<<<<

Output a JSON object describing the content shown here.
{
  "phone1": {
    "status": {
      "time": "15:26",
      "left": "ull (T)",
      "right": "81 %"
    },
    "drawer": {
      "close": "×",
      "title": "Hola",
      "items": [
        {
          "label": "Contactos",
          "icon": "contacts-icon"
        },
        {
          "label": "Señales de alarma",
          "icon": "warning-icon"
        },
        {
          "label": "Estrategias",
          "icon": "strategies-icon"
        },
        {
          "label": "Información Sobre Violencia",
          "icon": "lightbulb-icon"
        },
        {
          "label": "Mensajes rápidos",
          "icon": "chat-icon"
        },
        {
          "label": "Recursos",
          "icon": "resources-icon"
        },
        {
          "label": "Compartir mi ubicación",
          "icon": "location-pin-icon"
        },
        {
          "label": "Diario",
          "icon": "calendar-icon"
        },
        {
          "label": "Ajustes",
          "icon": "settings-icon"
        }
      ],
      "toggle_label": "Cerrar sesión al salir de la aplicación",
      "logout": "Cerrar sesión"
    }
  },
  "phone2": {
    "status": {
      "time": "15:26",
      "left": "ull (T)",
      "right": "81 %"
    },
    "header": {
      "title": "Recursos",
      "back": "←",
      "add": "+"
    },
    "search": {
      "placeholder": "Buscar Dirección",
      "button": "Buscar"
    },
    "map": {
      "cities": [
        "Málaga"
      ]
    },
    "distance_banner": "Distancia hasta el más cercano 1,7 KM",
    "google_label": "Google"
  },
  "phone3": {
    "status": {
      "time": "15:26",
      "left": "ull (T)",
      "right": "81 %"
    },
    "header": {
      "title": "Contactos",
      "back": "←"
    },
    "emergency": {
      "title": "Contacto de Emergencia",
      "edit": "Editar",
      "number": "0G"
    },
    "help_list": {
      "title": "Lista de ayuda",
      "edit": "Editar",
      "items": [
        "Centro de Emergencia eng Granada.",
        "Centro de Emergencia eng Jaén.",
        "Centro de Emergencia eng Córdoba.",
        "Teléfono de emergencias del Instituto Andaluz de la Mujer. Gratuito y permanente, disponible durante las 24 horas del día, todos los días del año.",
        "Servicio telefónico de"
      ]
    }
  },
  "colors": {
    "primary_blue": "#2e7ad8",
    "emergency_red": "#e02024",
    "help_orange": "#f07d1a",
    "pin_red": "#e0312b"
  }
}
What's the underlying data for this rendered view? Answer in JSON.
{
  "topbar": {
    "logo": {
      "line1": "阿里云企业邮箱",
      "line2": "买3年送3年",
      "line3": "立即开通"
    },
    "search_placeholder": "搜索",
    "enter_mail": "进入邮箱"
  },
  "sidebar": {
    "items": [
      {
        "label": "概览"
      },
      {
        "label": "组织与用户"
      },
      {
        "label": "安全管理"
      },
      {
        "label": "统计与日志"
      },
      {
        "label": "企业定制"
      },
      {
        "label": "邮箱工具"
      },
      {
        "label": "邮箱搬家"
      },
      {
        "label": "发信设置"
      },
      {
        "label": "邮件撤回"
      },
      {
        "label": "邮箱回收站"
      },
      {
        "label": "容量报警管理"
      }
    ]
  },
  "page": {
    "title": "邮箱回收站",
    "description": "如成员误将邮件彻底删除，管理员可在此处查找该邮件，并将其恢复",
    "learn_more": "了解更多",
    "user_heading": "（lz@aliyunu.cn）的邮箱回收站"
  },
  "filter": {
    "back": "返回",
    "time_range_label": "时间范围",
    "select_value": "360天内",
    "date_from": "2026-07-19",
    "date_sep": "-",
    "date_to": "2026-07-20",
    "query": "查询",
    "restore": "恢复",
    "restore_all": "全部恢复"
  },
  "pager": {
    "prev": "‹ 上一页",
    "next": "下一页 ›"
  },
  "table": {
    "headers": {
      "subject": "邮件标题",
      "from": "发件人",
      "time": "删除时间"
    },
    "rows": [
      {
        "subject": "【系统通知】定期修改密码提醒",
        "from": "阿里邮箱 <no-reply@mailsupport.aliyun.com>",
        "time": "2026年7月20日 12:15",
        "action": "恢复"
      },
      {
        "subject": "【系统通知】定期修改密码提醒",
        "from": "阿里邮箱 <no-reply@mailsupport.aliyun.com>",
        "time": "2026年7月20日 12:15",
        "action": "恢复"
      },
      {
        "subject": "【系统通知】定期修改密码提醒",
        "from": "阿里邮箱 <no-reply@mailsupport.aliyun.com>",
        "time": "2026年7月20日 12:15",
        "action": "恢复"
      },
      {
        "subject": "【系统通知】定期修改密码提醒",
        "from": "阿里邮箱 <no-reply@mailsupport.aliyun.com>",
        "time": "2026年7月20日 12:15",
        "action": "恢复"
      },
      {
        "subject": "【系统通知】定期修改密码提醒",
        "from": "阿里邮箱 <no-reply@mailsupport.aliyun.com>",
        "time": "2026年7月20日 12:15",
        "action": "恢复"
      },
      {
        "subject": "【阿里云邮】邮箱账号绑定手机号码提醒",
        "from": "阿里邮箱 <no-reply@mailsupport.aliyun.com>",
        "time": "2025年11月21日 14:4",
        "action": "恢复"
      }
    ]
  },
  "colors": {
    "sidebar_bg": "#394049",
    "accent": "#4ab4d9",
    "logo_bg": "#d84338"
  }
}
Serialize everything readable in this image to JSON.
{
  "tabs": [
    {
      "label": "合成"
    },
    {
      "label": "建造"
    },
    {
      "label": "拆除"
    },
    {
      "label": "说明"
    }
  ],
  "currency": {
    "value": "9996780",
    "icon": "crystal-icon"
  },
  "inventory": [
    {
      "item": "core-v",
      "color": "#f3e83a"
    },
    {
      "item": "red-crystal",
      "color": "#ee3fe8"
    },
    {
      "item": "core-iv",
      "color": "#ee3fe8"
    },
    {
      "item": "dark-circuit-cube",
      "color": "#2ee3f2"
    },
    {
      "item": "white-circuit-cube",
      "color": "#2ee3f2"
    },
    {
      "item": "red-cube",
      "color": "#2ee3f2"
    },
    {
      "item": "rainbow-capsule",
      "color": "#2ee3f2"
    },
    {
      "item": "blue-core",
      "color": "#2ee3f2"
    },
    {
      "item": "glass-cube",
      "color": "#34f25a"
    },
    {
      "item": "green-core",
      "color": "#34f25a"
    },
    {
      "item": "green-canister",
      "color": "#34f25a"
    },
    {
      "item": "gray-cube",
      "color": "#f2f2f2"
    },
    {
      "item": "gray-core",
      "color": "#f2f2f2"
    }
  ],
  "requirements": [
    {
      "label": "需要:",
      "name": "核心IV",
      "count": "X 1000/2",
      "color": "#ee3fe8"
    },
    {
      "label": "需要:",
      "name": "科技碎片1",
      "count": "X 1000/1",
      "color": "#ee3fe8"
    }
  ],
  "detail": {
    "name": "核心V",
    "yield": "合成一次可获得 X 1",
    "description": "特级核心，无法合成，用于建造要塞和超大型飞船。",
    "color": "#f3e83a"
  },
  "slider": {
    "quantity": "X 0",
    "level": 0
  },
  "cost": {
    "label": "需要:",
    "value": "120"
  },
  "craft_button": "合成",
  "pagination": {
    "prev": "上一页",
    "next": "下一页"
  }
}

>>>>

Write every entry out again exactly.

Output a JSON object describing the content shown here.
{
  "phone1": {
    "status": {
      "time": "15:26",
      "left": "ull (T)",
      "right": "81 %"
    },
    "drawer": {
      "close": "×",
      "title": "Hola",
      "items": [
        {
          "label": "Contactos",
          "icon": "contacts-icon"
        },
        {
          "label": "Señales de alarma",
          "icon": "warning-icon"
        },
        {
          "label": "Estrategias",
          "icon": "strategies-icon"
        },
        {
          "label": "Información Sobre Violencia",
          "icon": "lightbulb-icon"
        },
        {
          "label": "Mensajes rápidos",
          "icon": "chat-icon"
        },
        {
          "label": "Recursos",
          "icon": "resources-icon"
        },
        {
          "label": "Compartir mi ubicación",
          "icon": "location-pin-icon"
        },
        {
          "label": "Diario",
          "icon": "calendar-icon"
        },
        {
          "label": "Ajustes",
          "icon": "settings-icon"
        }
      ],
      "toggle_label": "Cerrar sesión al salir de la aplicación",
      "logout": "Cerrar sesión"
    }
  },
  "phone2": {
    "status": {
      "time": "15:26",
      "left": "ull (T)",
      "right": "81 %"
    },
    "header": {
      "title": "Recursos",
      "back": "←",
      "add": "+"
    },
    "search": {
      "placeholder": "Buscar Dirección",
      "button": "Buscar"
    },
    "map": {
      "cities": [
        "Málaga"
      ]
    },
    "distance_banner": "Distancia hasta el más cercano 1,7 KM",
    "google_label": "Google"
  },
  "phone3": {
    "status": {
      "time": "15:26",
      "left": "ull (T)",
      "right": "81 %"
    },
    "header": {
      "title": "Contactos",
      "back": "←"
    },
    "emergency": {
      "title": "Contacto de Emergencia",
      "edit": "Editar",
      "number": "0G"
    },
    "help_list": {
      "title": "Lista de ayuda",
      "edit": "Editar",
      "items": [
        "Centro de Emergencia eng Granada.",
        "Centro de Emergencia eng Jaén.",
        "Centro de Emergencia eng Córdoba.",
        "Teléfono de emergencias del Instituto Andaluz de la Mujer. Gratuito y permanente, disponible durante las 24 horas del día, todos los días del año.",
        "Servicio telefónico de"
      ]
    }
  },
  "colors": {
    "primary_blue": "#2e7ad8",
    "emergency_red": "#e02024",
    "help_orange": "#f07d1a",
    "pin_red": "#e0312b"
  }
}
What's the underlying data for this rendered view? Answer in JSON.
{
  "topbar": {
    "logo": {
      "line1": "阿里云企业邮箱",
      "line2": "买3年送3年",
      "line3": "立即开通"
    },
    "search_placeholder": "搜索",
    "enter_mail": "进入邮箱"
  },
  "sidebar": {
    "items": [
      {
        "label": "概览"
      },
      {
        "label": "组织与用户"
      },
      {
        "label": "安全管理"
      },
      {
        "label": "统计与日志"
      },
      {
        "label": "企业定制"
      },
      {
        "label": "邮箱工具"
      },
      {
        "label": "邮箱搬家"
      },
      {
        "label": "发信设置"
      },
      {
        "label": "邮件撤回"
      },
      {
        "label": "邮箱回收站"
      },
      {
        "label": "容量报警管理"
      }
    ]
  },
  "page": {
    "title": "邮箱回收站",
    "description": "如成员误将邮件彻底删除，管理员可在此处查找该邮件，并将其恢复",
    "learn_more": "了解更多",
    "user_heading": "（lz@aliyunu.cn）的邮箱回收站"
  },
  "filter": {
    "back": "返回",
    "time_range_label": "时间范围",
    "select_value": "360天内",
    "date_from": "2026-07-19",
    "date_sep": "-",
    "date_to": "2026-07-20",
    "query": "查询",
    "restore": "恢复",
    "restore_all": "全部恢复"
  },
  "pager": {
    "prev": "‹ 上一页",
    "next": "下一页 ›"
  },
  "table": {
    "headers": {
      "subject": "邮件标题",
      "from": "发件人",
      "time": "删除时间"
    },
    "rows": [
      {
        "subject": "【系统通知】定期修改密码提醒",
        "from": "阿里邮箱 <no-reply@mailsupport.aliyun.com>",
        "time": "2026年7月20日 12:15",
        "action": "恢复"
      },
      {
        "subject": "【系统通知】定期修改密码提醒",
        "from": "阿里邮箱 <no-reply@mailsupport.aliyun.com>",
        "time": "2026年7月20日 12:15",
        "action": "恢复"
      },
      {
        "subject": "【系统通知】定期修改密码提醒",
        "from": "阿里邮箱 <no-reply@mailsupport.aliyun.com>",
        "time": "2026年7月20日 12:15",
        "action": "恢复"
      },
      {
        "subject": "【系统通知】定期修改密码提醒",
        "from": "阿里邮箱 <no-reply@mailsupport.aliyun.com>",
        "time": "2026年7月20日 12:15",
        "action": "恢复"
      },
      {
        "subject": "【系统通知】定期修改密码提醒",
        "from": "阿里邮箱 <no-reply@mailsupport.aliyun.com>",
        "time": "2026年7月20日 12:15",
        "action": "恢复"
      },
      {
        "subject": "【阿里云邮】邮箱账号绑定手机号码提醒",
        "from": "阿里邮箱 <no-reply@mailsupport.aliyun.com>",
        "time": "2025年11月21日 14:4",
        "action": "恢复"
      }
    ]
  },
  "colors": {
    "sidebar_bg": "#394049",
    "accent": "#4ab4d9",
    "logo_bg": "#d84338"
  }
}
Serialize everything readable in this image to JSON.
{
  "tabs": [
    {
      "label": "合成"
    },
    {
      "label": "建造"
    },
    {
      "label": "拆除"
    },
    {
      "label": "说明"
    }
  ],
  "currency": {
    "value": "9996780",
    "icon": "crystal-icon"
  },
  "inventory": [
    {
      "item": "core-v",
      "color": "#f3e83a"
    },
    {
      "item": "red-crystal",
      "color": "#ee3fe8"
    },
    {
      "item": "core-iv",
      "color": "#ee3fe8"
    },
    {
      "item": "dark-circuit-cube",
      "color": "#2ee3f2"
    },
    {
      "item": "white-circuit-cube",
      "color": "#2ee3f2"
    },
    {
      "item": "red-cube",
      "color": "#2ee3f2"
    },
    {
      "item": "rainbow-capsule",
      "color": "#2ee3f2"
    },
    {
      "item": "blue-core",
      "color": "#2ee3f2"
    },
    {
      "item": "glass-cube",
      "color": "#34f25a"
    },
    {
      "item": "green-core",
      "color": "#34f25a"
    },
    {
      "item": "green-canister",
      "color": "#34f25a"
    },
    {
      "item": "gray-cube",
      "color": "#f2f2f2"
    },
    {
      "item": "gray-core",
      "color": "#f2f2f2"
    }
  ],
  "requirements": [
    {
      "label": "需要:",
      "name": "核心IV",
      "count": "X 1000/2",
      "color": "#ee3fe8"
    },
    {
      "label": "需要:",
      "name": "科技碎片1",
      "count": "X 1000/1",
      "color": "#ee3fe8"
    }
  ],
  "detail": {
    "name": "核心V",
    "yield": "合成一次可获得 X 1",
    "description": "特级核心，无法合成，用于建造要塞和超大型飞船。",
    "color": "#f3e83a"
  },
  "slider": {
    "quantity": "X 0",
    "level": 0
  },
  "cost": {
    "label": "需要:",
    "value": "120"
  },
  "craft_button": "合成",
  "pagination": {
    "prev": "上一页",
    "next": "下一页"
  }
}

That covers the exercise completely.